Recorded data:
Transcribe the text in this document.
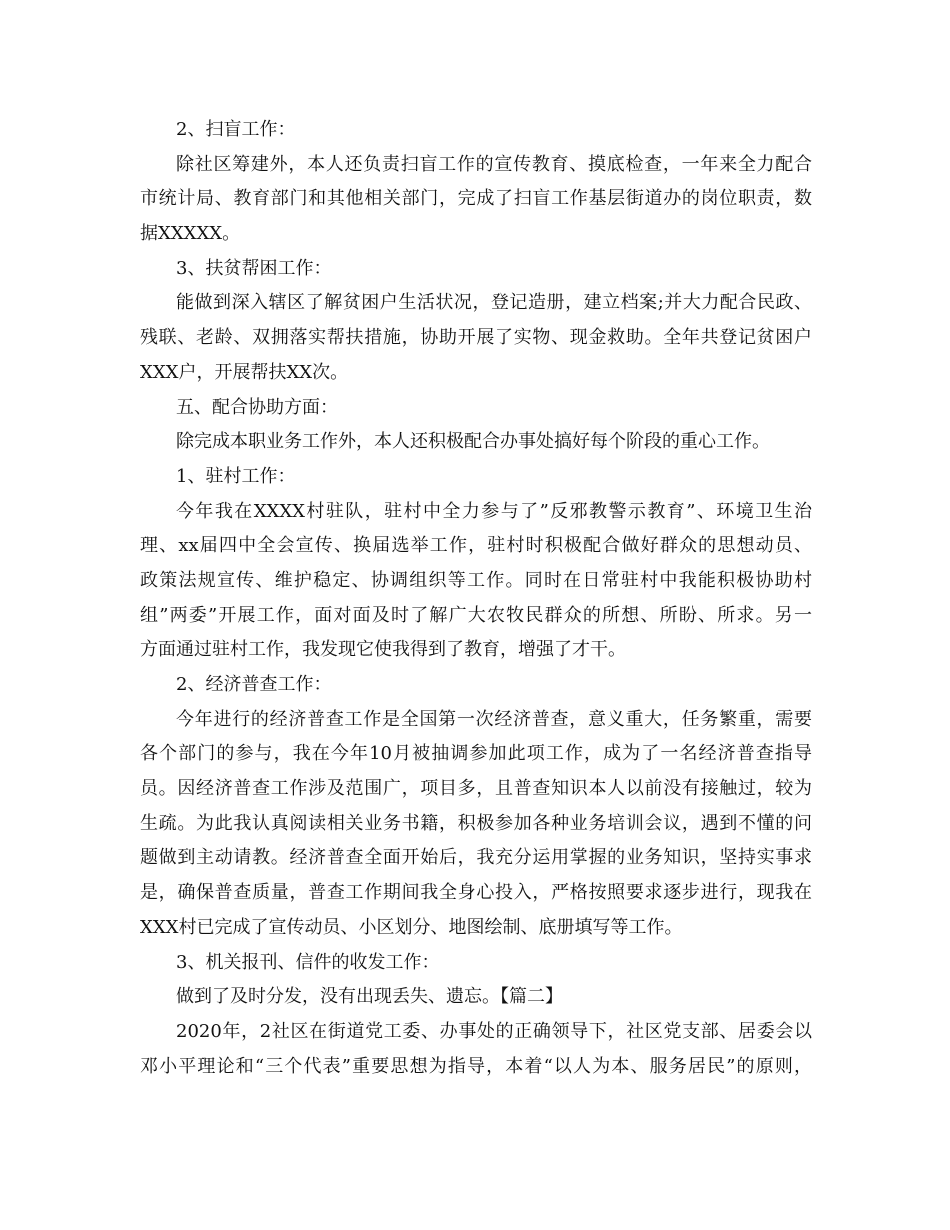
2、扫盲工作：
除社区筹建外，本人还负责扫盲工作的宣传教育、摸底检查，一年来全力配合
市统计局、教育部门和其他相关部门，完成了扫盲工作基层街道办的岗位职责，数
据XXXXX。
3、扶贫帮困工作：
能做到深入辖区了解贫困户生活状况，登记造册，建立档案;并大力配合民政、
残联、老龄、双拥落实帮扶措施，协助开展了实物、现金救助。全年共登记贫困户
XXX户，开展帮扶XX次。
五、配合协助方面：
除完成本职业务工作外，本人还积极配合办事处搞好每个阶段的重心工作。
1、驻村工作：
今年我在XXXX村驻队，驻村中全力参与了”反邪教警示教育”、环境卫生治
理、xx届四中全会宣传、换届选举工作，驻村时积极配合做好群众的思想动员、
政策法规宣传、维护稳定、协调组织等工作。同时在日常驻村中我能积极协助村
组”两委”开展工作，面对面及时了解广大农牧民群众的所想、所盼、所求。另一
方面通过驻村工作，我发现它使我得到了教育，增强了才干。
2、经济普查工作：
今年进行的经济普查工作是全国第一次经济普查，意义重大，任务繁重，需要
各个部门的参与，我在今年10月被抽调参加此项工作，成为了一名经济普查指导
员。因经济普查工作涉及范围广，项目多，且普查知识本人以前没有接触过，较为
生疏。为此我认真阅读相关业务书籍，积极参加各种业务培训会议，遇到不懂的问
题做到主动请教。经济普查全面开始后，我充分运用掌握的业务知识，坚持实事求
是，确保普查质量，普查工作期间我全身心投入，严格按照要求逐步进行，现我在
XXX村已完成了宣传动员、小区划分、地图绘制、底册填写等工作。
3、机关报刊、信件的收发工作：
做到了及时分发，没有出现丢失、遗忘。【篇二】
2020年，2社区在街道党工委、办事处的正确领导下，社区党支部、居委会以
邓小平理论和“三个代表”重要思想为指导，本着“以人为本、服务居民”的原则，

_GOAL_
Could you reproduce every record above exactly, leaving out the pictures?

_WRITTEN REPLY_
Transcribe the text in this document.
2、扫盲工作：
除社区筹建外，本人还负责扫盲工作的宣传教育、摸底检查，一年来全力配合
市统计局、教育部门和其他相关部门，完成了扫盲工作基层街道办的岗位职责，数
据XXXXX。
3、扶贫帮困工作：
能做到深入辖区了解贫困户生活状况，登记造册，建立档案;并大力配合民政、
残联、老龄、双拥落实帮扶措施，协助开展了实物、现金救助。全年共登记贫困户
XXX户，开展帮扶XX次。
五、配合协助方面：
除完成本职业务工作外，本人还积极配合办事处搞好每个阶段的重心工作。
1、驻村工作：
今年我在XXXX村驻队，驻村中全力参与了”反邪教警示教育”、环境卫生治
理、xx届四中全会宣传、换届选举工作，驻村时积极配合做好群众的思想动员、
政策法规宣传、维护稳定、协调组织等工作。同时在日常驻村中我能积极协助村
组”两委”开展工作，面对面及时了解广大农牧民群众的所想、所盼、所求。另一
方面通过驻村工作，我发现它使我得到了教育，增强了才干。
2、经济普查工作：
今年进行的经济普查工作是全国第一次经济普查，意义重大，任务繁重，需要
各个部门的参与，我在今年10月被抽调参加此项工作，成为了一名经济普查指导
员。因经济普查工作涉及范围广，项目多，且普查知识本人以前没有接触过，较为
生疏。为此我认真阅读相关业务书籍，积极参加各种业务培训会议，遇到不懂的问
题做到主动请教。经济普查全面开始后，我充分运用掌握的业务知识，坚持实事求
是，确保普查质量，普查工作期间我全身心投入，严格按照要求逐步进行，现我在
XXX村已完成了宣传动员、小区划分、地图绘制、底册填写等工作。
3、机关报刊、信件的收发工作：
做到了及时分发，没有出现丢失、遗忘。【篇二】
2020年，2社区在街道党工委、办事处的正确领导下，社区党支部、居委会以
邓小平理论和“三个代表”重要思想为指导，本着“以人为本、服务居民”的原则，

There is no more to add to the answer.